Text block:
Colophon: a working instrument
A colophon is the note at the back of a book that tells you how it was made: the typeface, the paper, the press. This is that note, for this site.
The idea
I wanted a personal site that behaves like a working instrument rather than a brochure. An instrument earns trust by being honest about its own state — a good one shows you real readings, not a picture of a needle painted at a flattering angle. So the rule here is that every piece of decoration has to be real information. The clock in the header is the actual time in England. The counts next to the navigation are computed from the number of things I have actually made. The line at the bottom of every page is the real timestamp of the last build and the short hash of the commit it was built from. If you can see it, it is true.
The opposite of that is the fake widget: the invented metric, the placeholder graph, the “trusted by” logos nobody checked. There is none of that here. Where I do not yet have a fact — a start date, an institution, the exact wording of a role — the page stays sparse and I leave a note to myself in the source rather than filling the gap with something plausible.
The look
The visual language is borrowed from three places, synthesised rather than copied. The first is the index page of a photography archive: off-white paper, near-black ink, and a thin monospace layer of labels and metadata framing the work. The second is the printed manifesto — type set large and plainly, a few lines that mean what they say. The third is instrument design in the older industrial sense: everything legible, nothing ornamental, the controls doing exactly what their labels claim.
Texture is rationed deliberately. There is exactly one place on the site that looks handled — the current note on the Now page, which is a scrap of yellow paper with a strip of tape. Everywhere else is flat and editorial. One warm spot in an otherwise cool room reads as deliberate; the same texture repeated everywhere reads as a template, which is the thing I was most trying to avoid.

Work order: Reproduce the colophon text from "Colophon: a working" up to and including "for this site.", swapping "typeface" for "font".

Stored data entries:
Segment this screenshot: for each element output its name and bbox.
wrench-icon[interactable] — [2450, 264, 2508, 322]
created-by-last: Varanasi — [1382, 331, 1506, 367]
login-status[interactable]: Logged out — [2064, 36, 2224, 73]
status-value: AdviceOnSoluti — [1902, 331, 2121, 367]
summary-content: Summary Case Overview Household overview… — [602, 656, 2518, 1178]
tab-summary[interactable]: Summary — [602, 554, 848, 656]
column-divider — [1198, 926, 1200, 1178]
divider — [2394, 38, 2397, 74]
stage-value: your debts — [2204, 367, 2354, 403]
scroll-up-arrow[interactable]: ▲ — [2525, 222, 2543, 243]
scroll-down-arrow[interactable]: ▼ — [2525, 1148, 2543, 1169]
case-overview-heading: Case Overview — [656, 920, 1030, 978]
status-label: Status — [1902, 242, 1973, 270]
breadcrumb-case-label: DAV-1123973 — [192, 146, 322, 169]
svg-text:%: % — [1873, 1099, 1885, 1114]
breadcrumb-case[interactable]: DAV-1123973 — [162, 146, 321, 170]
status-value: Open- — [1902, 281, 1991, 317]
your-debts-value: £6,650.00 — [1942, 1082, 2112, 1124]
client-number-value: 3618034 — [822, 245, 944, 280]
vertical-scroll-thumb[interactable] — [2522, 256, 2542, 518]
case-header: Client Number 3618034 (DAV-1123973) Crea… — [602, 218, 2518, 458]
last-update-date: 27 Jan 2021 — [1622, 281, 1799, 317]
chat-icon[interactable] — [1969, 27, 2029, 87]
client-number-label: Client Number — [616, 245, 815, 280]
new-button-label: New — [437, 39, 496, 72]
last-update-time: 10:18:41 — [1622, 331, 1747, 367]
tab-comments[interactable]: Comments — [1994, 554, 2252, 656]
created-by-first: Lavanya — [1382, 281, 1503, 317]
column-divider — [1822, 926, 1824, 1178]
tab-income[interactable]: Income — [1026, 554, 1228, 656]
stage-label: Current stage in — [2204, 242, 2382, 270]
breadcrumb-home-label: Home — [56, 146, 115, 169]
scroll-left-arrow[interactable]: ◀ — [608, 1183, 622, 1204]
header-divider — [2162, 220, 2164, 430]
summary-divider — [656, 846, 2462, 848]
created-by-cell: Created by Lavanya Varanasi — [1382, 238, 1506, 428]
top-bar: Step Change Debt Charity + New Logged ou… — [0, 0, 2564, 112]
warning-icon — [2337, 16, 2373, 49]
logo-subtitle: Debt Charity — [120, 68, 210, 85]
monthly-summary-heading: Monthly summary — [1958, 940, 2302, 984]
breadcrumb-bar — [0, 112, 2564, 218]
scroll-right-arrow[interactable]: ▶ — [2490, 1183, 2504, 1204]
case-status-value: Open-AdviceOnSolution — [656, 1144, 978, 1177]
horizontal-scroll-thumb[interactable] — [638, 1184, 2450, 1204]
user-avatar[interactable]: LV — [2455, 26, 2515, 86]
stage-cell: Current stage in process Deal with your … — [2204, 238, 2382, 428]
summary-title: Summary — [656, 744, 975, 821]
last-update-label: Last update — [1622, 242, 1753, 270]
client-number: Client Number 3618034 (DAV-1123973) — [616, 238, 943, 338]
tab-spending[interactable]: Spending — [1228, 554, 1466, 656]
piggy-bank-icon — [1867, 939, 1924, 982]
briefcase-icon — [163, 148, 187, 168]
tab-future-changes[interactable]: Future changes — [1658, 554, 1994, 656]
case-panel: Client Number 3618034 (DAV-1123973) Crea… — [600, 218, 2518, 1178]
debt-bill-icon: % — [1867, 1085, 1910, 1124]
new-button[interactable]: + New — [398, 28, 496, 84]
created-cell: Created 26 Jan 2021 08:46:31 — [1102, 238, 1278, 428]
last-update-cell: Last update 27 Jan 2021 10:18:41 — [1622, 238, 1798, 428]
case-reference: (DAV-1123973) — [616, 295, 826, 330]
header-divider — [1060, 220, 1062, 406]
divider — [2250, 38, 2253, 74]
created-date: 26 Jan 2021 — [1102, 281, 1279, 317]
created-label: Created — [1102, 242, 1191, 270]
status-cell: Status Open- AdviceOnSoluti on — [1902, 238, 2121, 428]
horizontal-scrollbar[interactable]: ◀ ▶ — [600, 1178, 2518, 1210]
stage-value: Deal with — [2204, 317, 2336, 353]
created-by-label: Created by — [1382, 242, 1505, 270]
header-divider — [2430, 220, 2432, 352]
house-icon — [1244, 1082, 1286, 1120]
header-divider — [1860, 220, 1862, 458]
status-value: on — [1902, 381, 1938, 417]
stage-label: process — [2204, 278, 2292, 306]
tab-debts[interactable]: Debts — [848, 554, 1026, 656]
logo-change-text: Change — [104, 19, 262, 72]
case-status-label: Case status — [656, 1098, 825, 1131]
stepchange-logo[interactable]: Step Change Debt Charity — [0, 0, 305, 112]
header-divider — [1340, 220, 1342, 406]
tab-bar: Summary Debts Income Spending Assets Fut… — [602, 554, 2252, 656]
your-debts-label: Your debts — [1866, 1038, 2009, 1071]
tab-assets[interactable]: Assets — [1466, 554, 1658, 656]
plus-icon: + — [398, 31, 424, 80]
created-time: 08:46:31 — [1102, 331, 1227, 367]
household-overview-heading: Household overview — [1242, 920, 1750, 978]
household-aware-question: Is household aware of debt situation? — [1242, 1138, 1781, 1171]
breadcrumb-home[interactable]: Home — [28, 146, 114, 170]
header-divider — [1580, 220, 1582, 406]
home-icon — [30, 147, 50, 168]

Output of the task:
Colophon: a working instrument
A colophon is the note at the back of a book that tells you how it was made: the font, the paper, the press. This is that note, for this site.